• **AIM OF THE TASK**: The records below are to be copied word for word, with every picture left out.

# # # # # # #

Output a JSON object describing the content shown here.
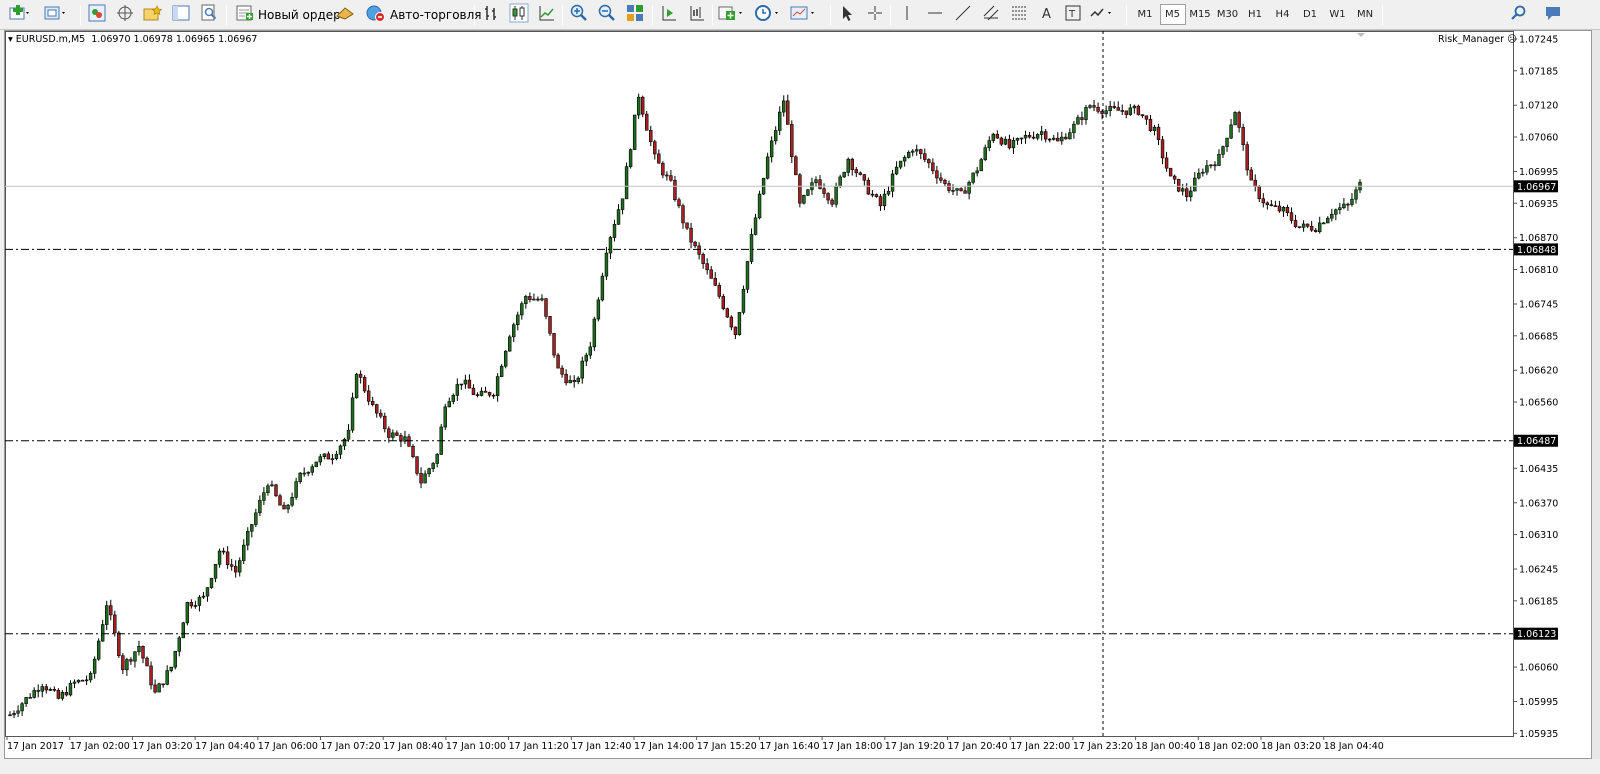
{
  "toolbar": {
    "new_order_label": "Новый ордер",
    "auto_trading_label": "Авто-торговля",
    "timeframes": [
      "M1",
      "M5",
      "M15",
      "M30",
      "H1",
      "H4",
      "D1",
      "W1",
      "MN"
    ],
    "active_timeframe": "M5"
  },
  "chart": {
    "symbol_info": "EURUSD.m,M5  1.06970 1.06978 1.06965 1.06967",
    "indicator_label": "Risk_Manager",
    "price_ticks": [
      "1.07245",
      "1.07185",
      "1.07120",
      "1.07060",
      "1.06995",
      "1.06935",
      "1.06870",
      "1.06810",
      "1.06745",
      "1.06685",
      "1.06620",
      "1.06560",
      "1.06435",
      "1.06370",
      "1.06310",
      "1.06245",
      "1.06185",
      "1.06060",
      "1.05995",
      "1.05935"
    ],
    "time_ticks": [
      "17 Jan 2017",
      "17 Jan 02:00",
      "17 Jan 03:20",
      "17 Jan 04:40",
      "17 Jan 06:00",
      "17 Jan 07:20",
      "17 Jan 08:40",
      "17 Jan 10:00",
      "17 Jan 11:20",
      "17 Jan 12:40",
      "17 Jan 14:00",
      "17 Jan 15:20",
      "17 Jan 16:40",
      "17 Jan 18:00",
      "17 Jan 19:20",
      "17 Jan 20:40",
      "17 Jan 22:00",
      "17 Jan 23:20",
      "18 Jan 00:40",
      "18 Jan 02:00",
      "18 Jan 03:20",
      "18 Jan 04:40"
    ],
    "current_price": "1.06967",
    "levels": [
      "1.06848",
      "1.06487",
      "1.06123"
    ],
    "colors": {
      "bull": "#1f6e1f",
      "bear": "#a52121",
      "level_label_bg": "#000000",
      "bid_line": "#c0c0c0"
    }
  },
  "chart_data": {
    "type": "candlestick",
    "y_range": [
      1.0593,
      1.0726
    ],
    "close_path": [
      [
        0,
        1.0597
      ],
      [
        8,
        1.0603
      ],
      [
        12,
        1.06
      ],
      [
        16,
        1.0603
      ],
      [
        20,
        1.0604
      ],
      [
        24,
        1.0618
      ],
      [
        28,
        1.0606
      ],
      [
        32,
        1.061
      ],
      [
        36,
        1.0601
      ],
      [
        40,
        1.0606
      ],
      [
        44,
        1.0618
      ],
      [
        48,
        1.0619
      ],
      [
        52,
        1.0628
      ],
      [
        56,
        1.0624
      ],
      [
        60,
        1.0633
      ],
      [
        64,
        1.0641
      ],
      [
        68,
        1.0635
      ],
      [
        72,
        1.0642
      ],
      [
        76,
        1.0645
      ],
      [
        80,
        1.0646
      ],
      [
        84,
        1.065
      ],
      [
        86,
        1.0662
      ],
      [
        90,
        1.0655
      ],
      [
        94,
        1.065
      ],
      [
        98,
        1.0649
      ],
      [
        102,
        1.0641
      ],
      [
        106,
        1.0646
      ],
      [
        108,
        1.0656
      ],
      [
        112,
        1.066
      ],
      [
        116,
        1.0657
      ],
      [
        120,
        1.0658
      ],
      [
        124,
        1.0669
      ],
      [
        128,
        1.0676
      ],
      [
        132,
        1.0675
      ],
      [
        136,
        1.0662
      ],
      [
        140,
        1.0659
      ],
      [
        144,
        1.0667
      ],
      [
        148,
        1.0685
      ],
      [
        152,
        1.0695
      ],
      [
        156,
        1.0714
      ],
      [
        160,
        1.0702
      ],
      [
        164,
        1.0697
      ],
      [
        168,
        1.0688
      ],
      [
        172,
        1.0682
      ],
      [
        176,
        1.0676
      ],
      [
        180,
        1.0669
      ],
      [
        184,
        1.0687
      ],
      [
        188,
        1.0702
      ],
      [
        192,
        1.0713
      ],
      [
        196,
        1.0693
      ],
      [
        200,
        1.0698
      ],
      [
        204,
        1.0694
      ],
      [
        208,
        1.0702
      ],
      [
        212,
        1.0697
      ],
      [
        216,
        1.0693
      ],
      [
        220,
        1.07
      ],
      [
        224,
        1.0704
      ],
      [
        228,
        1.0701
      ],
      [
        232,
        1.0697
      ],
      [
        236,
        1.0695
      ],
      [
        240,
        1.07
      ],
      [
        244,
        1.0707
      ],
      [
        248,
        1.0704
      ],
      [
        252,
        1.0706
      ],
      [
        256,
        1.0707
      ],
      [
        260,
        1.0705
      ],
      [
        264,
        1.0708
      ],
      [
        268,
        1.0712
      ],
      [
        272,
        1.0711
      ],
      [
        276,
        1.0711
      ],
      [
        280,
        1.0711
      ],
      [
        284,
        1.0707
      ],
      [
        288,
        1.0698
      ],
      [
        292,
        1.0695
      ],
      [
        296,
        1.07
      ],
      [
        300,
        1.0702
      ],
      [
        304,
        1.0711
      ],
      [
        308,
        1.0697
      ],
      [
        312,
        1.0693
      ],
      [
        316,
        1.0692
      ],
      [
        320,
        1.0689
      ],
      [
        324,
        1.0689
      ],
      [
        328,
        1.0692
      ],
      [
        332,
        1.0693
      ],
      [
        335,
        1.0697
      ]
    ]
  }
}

# # # # # # #

• **SOLUTION BELOW**:
Output a JSON object describing the content shown here.
{
  "toolbar": {
    "new_order_label": "Новый ордер",
    "auto_trading_label": "Авто-торговля",
    "timeframes": [
      "M1",
      "M5",
      "M15",
      "M30",
      "H1",
      "H4",
      "D1",
      "W1",
      "MN"
    ],
    "active_timeframe": "M5"
  },
  "chart": {
    "symbol_info": "EURUSD.m,M5  1.06970 1.06978 1.06965 1.06967",
    "indicator_label": "Risk_Manager",
    "price_ticks": [
      "1.07245",
      "1.07185",
      "1.07120",
      "1.07060",
      "1.06995",
      "1.06935",
      "1.06870",
      "1.06810",
      "1.06745",
      "1.06685",
      "1.06620",
      "1.06560",
      "1.06435",
      "1.06370",
      "1.06310",
      "1.06245",
      "1.06185",
      "1.06060",
      "1.05995",
      "1.05935"
    ],
    "time_ticks": [
      "17 Jan 2017",
      "17 Jan 02:00",
      "17 Jan 03:20",
      "17 Jan 04:40",
      "17 Jan 06:00",
      "17 Jan 07:20",
      "17 Jan 08:40",
      "17 Jan 10:00",
      "17 Jan 11:20",
      "17 Jan 12:40",
      "17 Jan 14:00",
      "17 Jan 15:20",
      "17 Jan 16:40",
      "17 Jan 18:00",
      "17 Jan 19:20",
      "17 Jan 20:40",
      "17 Jan 22:00",
      "17 Jan 23:20",
      "18 Jan 00:40",
      "18 Jan 02:00",
      "18 Jan 03:20",
      "18 Jan 04:40"
    ],
    "current_price": "1.06967",
    "levels": [
      "1.06848",
      "1.06487",
      "1.06123"
    ],
    "colors": {
      "bull": "#1f6e1f",
      "bear": "#a52121",
      "level_label_bg": "#000000",
      "bid_line": "#c0c0c0"
    }
  },
  "chart_data": {
    "type": "candlestick",
    "y_range": [
      1.0593,
      1.0726
    ],
    "close_path": [
      [
        0,
        1.0597
      ],
      [
        8,
        1.0603
      ],
      [
        12,
        1.06
      ],
      [
        16,
        1.0603
      ],
      [
        20,
        1.0604
      ],
      [
        24,
        1.0618
      ],
      [
        28,
        1.0606
      ],
      [
        32,
        1.061
      ],
      [
        36,
        1.0601
      ],
      [
        40,
        1.0606
      ],
      [
        44,
        1.0618
      ],
      [
        48,
        1.0619
      ],
      [
        52,
        1.0628
      ],
      [
        56,
        1.0624
      ],
      [
        60,
        1.0633
      ],
      [
        64,
        1.0641
      ],
      [
        68,
        1.0635
      ],
      [
        72,
        1.0642
      ],
      [
        76,
        1.0645
      ],
      [
        80,
        1.0646
      ],
      [
        84,
        1.065
      ],
      [
        86,
        1.0662
      ],
      [
        90,
        1.0655
      ],
      [
        94,
        1.065
      ],
      [
        98,
        1.0649
      ],
      [
        102,
        1.0641
      ],
      [
        106,
        1.0646
      ],
      [
        108,
        1.0656
      ],
      [
        112,
        1.066
      ],
      [
        116,
        1.0657
      ],
      [
        120,
        1.0658
      ],
      [
        124,
        1.0669
      ],
      [
        128,
        1.0676
      ],
      [
        132,
        1.0675
      ],
      [
        136,
        1.0662
      ],
      [
        140,
        1.0659
      ],
      [
        144,
        1.0667
      ],
      [
        148,
        1.0685
      ],
      [
        152,
        1.0695
      ],
      [
        156,
        1.0714
      ],
      [
        160,
        1.0702
      ],
      [
        164,
        1.0697
      ],
      [
        168,
        1.0688
      ],
      [
        172,
        1.0682
      ],
      [
        176,
        1.0676
      ],
      [
        180,
        1.0669
      ],
      [
        184,
        1.0687
      ],
      [
        188,
        1.0702
      ],
      [
        192,
        1.0713
      ],
      [
        196,
        1.0693
      ],
      [
        200,
        1.0698
      ],
      [
        204,
        1.0694
      ],
      [
        208,
        1.0702
      ],
      [
        212,
        1.0697
      ],
      [
        216,
        1.0693
      ],
      [
        220,
        1.07
      ],
      [
        224,
        1.0704
      ],
      [
        228,
        1.0701
      ],
      [
        232,
        1.0697
      ],
      [
        236,
        1.0695
      ],
      [
        240,
        1.07
      ],
      [
        244,
        1.0707
      ],
      [
        248,
        1.0704
      ],
      [
        252,
        1.0706
      ],
      [
        256,
        1.0707
      ],
      [
        260,
        1.0705
      ],
      [
        264,
        1.0708
      ],
      [
        268,
        1.0712
      ],
      [
        272,
        1.0711
      ],
      [
        276,
        1.0711
      ],
      [
        280,
        1.0711
      ],
      [
        284,
        1.0707
      ],
      [
        288,
        1.0698
      ],
      [
        292,
        1.0695
      ],
      [
        296,
        1.07
      ],
      [
        300,
        1.0702
      ],
      [
        304,
        1.0711
      ],
      [
        308,
        1.0697
      ],
      [
        312,
        1.0693
      ],
      [
        316,
        1.0692
      ],
      [
        320,
        1.0689
      ],
      [
        324,
        1.0689
      ],
      [
        328,
        1.0692
      ],
      [
        332,
        1.0693
      ],
      [
        335,
        1.0697
      ]
    ]
  }
}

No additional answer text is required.